[Source records]
<<<<

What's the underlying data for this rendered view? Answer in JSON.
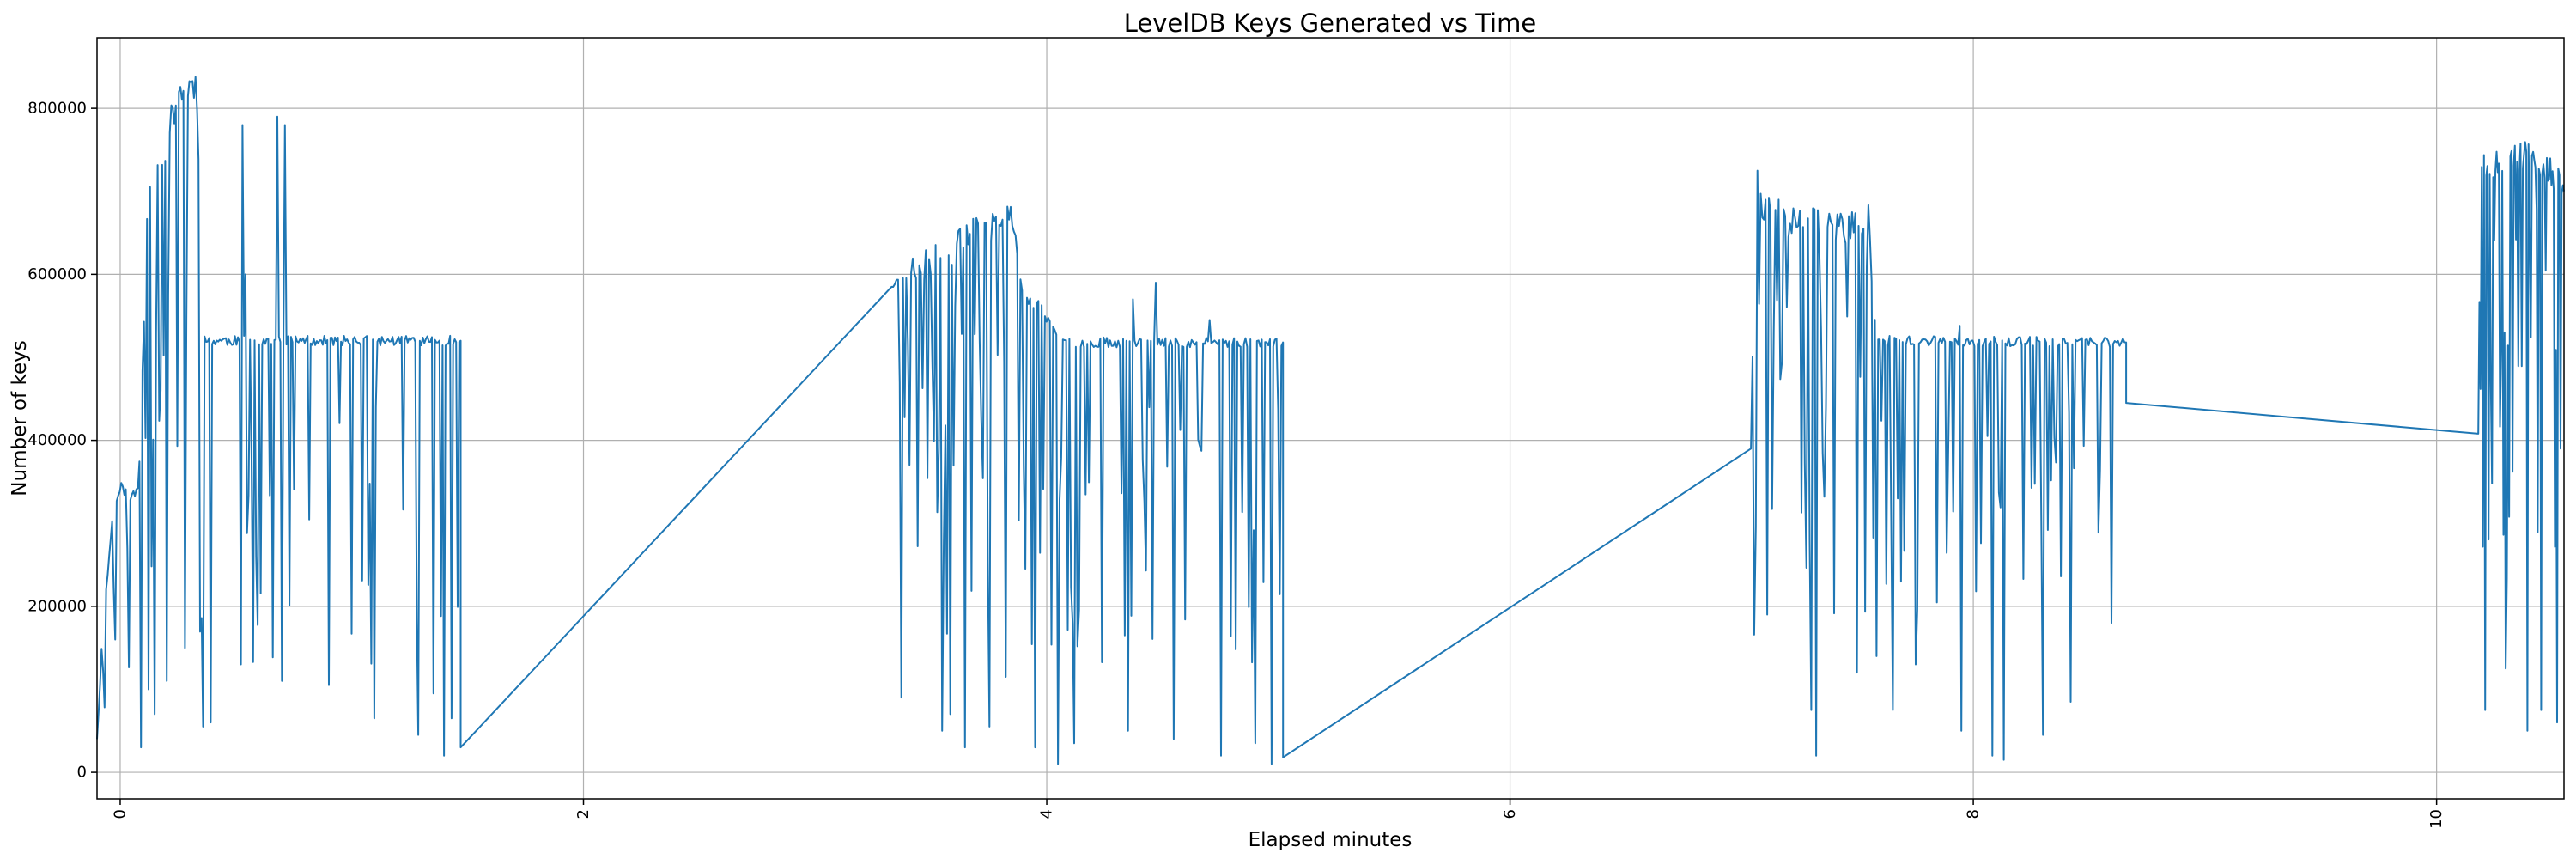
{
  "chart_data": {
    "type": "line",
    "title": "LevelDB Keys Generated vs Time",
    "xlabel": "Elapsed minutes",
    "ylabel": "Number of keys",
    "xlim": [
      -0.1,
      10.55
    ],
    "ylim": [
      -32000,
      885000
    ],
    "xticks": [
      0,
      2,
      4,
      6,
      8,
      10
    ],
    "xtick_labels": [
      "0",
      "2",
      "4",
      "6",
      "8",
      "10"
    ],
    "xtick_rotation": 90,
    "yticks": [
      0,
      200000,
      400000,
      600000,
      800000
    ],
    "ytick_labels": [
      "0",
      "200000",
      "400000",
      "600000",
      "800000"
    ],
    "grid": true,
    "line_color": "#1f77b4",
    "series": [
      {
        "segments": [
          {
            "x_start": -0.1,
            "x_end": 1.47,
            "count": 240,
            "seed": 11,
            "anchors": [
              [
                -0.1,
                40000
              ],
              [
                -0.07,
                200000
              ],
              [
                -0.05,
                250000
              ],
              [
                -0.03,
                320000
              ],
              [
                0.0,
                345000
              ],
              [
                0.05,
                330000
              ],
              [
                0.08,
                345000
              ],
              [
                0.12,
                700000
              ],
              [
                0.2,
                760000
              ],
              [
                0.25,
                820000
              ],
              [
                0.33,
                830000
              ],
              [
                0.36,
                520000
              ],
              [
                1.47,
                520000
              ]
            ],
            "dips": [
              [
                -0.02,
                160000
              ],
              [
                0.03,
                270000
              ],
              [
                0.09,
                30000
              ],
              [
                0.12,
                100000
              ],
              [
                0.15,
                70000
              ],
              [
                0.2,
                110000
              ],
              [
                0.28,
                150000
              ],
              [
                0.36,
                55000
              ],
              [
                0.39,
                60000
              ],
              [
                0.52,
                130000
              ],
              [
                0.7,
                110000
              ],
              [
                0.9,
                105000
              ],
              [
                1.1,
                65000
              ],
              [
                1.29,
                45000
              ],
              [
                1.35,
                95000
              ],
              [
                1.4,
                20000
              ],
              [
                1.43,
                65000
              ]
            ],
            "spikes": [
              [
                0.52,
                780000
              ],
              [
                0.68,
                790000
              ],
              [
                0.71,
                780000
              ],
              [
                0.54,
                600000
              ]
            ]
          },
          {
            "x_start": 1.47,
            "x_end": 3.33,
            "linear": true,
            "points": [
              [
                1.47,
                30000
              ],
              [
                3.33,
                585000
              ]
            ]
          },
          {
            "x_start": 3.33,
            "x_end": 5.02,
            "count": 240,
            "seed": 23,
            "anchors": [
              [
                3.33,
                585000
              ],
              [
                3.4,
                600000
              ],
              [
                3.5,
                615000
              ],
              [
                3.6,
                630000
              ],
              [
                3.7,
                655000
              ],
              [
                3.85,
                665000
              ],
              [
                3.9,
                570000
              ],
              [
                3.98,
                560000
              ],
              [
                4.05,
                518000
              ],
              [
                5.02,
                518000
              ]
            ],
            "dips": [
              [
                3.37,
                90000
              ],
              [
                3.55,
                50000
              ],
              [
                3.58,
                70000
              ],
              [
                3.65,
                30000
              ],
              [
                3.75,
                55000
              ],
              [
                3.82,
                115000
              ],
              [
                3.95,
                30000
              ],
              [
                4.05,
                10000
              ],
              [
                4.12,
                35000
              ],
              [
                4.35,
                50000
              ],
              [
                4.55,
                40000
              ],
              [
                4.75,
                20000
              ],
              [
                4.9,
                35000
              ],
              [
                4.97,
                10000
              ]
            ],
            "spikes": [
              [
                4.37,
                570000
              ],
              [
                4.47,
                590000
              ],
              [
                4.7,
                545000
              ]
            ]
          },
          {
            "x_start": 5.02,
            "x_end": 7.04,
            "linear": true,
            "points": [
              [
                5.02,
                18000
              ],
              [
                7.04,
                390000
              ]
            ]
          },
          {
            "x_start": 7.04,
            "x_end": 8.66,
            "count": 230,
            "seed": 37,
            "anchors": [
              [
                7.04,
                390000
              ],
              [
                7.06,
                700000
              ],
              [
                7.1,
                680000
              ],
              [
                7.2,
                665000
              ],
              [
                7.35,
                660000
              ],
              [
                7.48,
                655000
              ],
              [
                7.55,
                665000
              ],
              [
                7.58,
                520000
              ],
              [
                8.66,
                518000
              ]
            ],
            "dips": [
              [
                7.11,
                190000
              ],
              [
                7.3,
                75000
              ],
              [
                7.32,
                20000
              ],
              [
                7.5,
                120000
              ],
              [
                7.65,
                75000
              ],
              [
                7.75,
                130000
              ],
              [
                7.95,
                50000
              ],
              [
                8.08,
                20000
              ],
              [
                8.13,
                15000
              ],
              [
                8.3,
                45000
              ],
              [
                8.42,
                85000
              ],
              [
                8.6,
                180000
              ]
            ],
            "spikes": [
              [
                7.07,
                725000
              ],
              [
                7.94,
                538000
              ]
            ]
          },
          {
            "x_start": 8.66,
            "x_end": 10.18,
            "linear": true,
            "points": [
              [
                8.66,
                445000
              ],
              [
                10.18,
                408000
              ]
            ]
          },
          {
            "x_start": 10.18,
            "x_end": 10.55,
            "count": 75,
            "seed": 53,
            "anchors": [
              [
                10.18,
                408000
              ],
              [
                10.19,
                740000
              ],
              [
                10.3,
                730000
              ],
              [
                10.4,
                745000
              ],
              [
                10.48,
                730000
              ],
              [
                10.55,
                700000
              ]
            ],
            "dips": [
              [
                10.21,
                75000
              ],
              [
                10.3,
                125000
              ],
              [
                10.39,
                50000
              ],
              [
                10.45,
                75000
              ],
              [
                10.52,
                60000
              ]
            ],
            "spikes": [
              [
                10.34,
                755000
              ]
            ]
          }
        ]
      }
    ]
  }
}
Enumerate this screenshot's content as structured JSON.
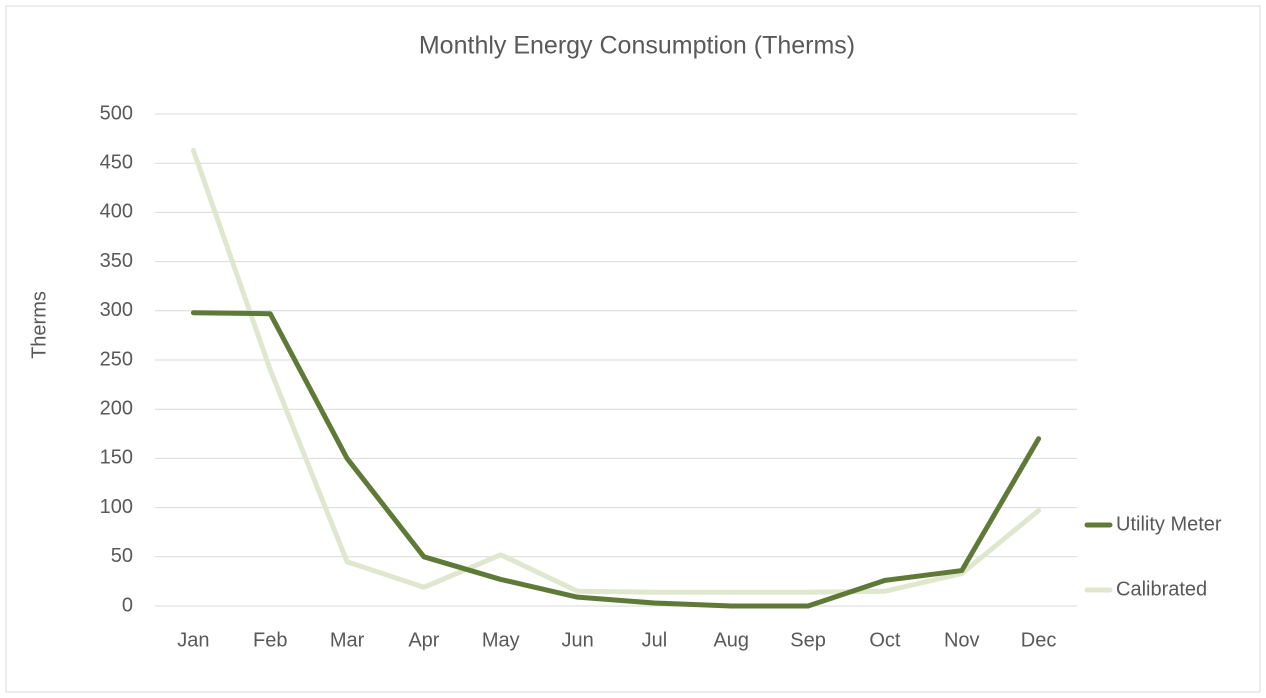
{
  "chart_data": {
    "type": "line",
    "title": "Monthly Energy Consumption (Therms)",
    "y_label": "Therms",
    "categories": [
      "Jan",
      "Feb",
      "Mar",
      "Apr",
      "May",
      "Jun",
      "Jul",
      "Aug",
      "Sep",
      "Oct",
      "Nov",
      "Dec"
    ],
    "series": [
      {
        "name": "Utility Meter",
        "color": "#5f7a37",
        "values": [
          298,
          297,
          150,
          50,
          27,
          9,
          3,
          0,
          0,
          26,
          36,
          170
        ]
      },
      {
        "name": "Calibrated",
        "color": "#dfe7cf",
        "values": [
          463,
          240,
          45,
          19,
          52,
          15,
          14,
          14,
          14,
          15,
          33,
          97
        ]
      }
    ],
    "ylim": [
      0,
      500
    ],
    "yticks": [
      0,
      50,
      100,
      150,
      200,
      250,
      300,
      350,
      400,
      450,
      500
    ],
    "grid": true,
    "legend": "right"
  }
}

>>>>

Transcribe all the lines above exactly, apart from the pictures.

- **ANSWER TO THE TASK**:
What's the underlying data for this rendered view? Answer in JSON.
{
  "chart_data": {
    "type": "line",
    "title": "LevelDB Keys Generated vs Time",
    "xlabel": "Elapsed minutes",
    "ylabel": "Number of keys",
    "xlim": [
      -0.1,
      10.55
    ],
    "ylim": [
      -32000,
      885000
    ],
    "xticks": [
      0,
      2,
      4,
      6,
      8,
      10
    ],
    "xtick_labels": [
      "0",
      "2",
      "4",
      "6",
      "8",
      "10"
    ],
    "xtick_rotation": 90,
    "yticks": [
      0,
      200000,
      400000,
      600000,
      800000
    ],
    "ytick_labels": [
      "0",
      "200000",
      "400000",
      "600000",
      "800000"
    ],
    "grid": true,
    "line_color": "#1f77b4",
    "series": [
      {
        "segments": [
          {
            "x_start": -0.1,
            "x_end": 1.47,
            "count": 240,
            "seed": 11,
            "anchors": [
              [
                -0.1,
                40000
              ],
              [
                -0.07,
                200000
              ],
              [
                -0.05,
                250000
              ],
              [
                -0.03,
                320000
              ],
              [
                0.0,
                345000
              ],
              [
                0.05,
                330000
              ],
              [
                0.08,
                345000
              ],
              [
                0.12,
                700000
              ],
              [
                0.2,
                760000
              ],
              [
                0.25,
                820000
              ],
              [
                0.33,
                830000
              ],
              [
                0.36,
                520000
              ],
              [
                1.47,
                520000
              ]
            ],
            "dips": [
              [
                -0.02,
                160000
              ],
              [
                0.03,
                270000
              ],
              [
                0.09,
                30000
              ],
              [
                0.12,
                100000
              ],
              [
                0.15,
                70000
              ],
              [
                0.2,
                110000
              ],
              [
                0.28,
                150000
              ],
              [
                0.36,
                55000
              ],
              [
                0.39,
                60000
              ],
              [
                0.52,
                130000
              ],
              [
                0.7,
                110000
              ],
              [
                0.9,
                105000
              ],
              [
                1.1,
                65000
              ],
              [
                1.29,
                45000
              ],
              [
                1.35,
                95000
              ],
              [
                1.4,
                20000
              ],
              [
                1.43,
                65000
              ]
            ],
            "spikes": [
              [
                0.52,
                780000
              ],
              [
                0.68,
                790000
              ],
              [
                0.71,
                780000
              ],
              [
                0.54,
                600000
              ]
            ]
          },
          {
            "x_start": 1.47,
            "x_end": 3.33,
            "linear": true,
            "points": [
              [
                1.47,
                30000
              ],
              [
                3.33,
                585000
              ]
            ]
          },
          {
            "x_start": 3.33,
            "x_end": 5.02,
            "count": 240,
            "seed": 23,
            "anchors": [
              [
                3.33,
                585000
              ],
              [
                3.4,
                600000
              ],
              [
                3.5,
                615000
              ],
              [
                3.6,
                630000
              ],
              [
                3.7,
                655000
              ],
              [
                3.85,
                665000
              ],
              [
                3.9,
                570000
              ],
              [
                3.98,
                560000
              ],
              [
                4.05,
                518000
              ],
              [
                5.02,
                518000
              ]
            ],
            "dips": [
              [
                3.37,
                90000
              ],
              [
                3.55,
                50000
              ],
              [
                3.58,
                70000
              ],
              [
                3.65,
                30000
              ],
              [
                3.75,
                55000
              ],
              [
                3.82,
                115000
              ],
              [
                3.95,
                30000
              ],
              [
                4.05,
                10000
              ],
              [
                4.12,
                35000
              ],
              [
                4.35,
                50000
              ],
              [
                4.55,
                40000
              ],
              [
                4.75,
                20000
              ],
              [
                4.9,
                35000
              ],
              [
                4.97,
                10000
              ]
            ],
            "spikes": [
              [
                4.37,
                570000
              ],
              [
                4.47,
                590000
              ],
              [
                4.7,
                545000
              ]
            ]
          },
          {
            "x_start": 5.02,
            "x_end": 7.04,
            "linear": true,
            "points": [
              [
                5.02,
                18000
              ],
              [
                7.04,
                390000
              ]
            ]
          },
          {
            "x_start": 7.04,
            "x_end": 8.66,
            "count": 230,
            "seed": 37,
            "anchors": [
              [
                7.04,
                390000
              ],
              [
                7.06,
                700000
              ],
              [
                7.1,
                680000
              ],
              [
                7.2,
                665000
              ],
              [
                7.35,
                660000
              ],
              [
                7.48,
                655000
              ],
              [
                7.55,
                665000
              ],
              [
                7.58,
                520000
              ],
              [
                8.66,
                518000
              ]
            ],
            "dips": [
              [
                7.11,
                190000
              ],
              [
                7.3,
                75000
              ],
              [
                7.32,
                20000
              ],
              [
                7.5,
                120000
              ],
              [
                7.65,
                75000
              ],
              [
                7.75,
                130000
              ],
              [
                7.95,
                50000
              ],
              [
                8.08,
                20000
              ],
              [
                8.13,
                15000
              ],
              [
                8.3,
                45000
              ],
              [
                8.42,
                85000
              ],
              [
                8.6,
                180000
              ]
            ],
            "spikes": [
              [
                7.07,
                725000
              ],
              [
                7.94,
                538000
              ]
            ]
          },
          {
            "x_start": 8.66,
            "x_end": 10.18,
            "linear": true,
            "points": [
              [
                8.66,
                445000
              ],
              [
                10.18,
                408000
              ]
            ]
          },
          {
            "x_start": 10.18,
            "x_end": 10.55,
            "count": 75,
            "seed": 53,
            "anchors": [
              [
                10.18,
                408000
              ],
              [
                10.19,
                740000
              ],
              [
                10.3,
                730000
              ],
              [
                10.4,
                745000
              ],
              [
                10.48,
                730000
              ],
              [
                10.55,
                700000
              ]
            ],
            "dips": [
              [
                10.21,
                75000
              ],
              [
                10.3,
                125000
              ],
              [
                10.39,
                50000
              ],
              [
                10.45,
                75000
              ],
              [
                10.52,
                60000
              ]
            ],
            "spikes": [
              [
                10.34,
                755000
              ]
            ]
          }
        ]
      }
    ]
  }
}
Enumerate this screenshot's content as structured JSON.
{
  "chart_data": {
    "type": "line",
    "title": "Monthly Energy Consumption (Therms)",
    "y_label": "Therms",
    "categories": [
      "Jan",
      "Feb",
      "Mar",
      "Apr",
      "May",
      "Jun",
      "Jul",
      "Aug",
      "Sep",
      "Oct",
      "Nov",
      "Dec"
    ],
    "series": [
      {
        "name": "Utility Meter",
        "color": "#5f7a37",
        "values": [
          298,
          297,
          150,
          50,
          27,
          9,
          3,
          0,
          0,
          26,
          36,
          170
        ]
      },
      {
        "name": "Calibrated",
        "color": "#dfe7cf",
        "values": [
          463,
          240,
          45,
          19,
          52,
          15,
          14,
          14,
          14,
          15,
          33,
          97
        ]
      }
    ],
    "ylim": [
      0,
      500
    ],
    "yticks": [
      0,
      50,
      100,
      150,
      200,
      250,
      300,
      350,
      400,
      450,
      500
    ],
    "grid": true,
    "legend": "right"
  }
}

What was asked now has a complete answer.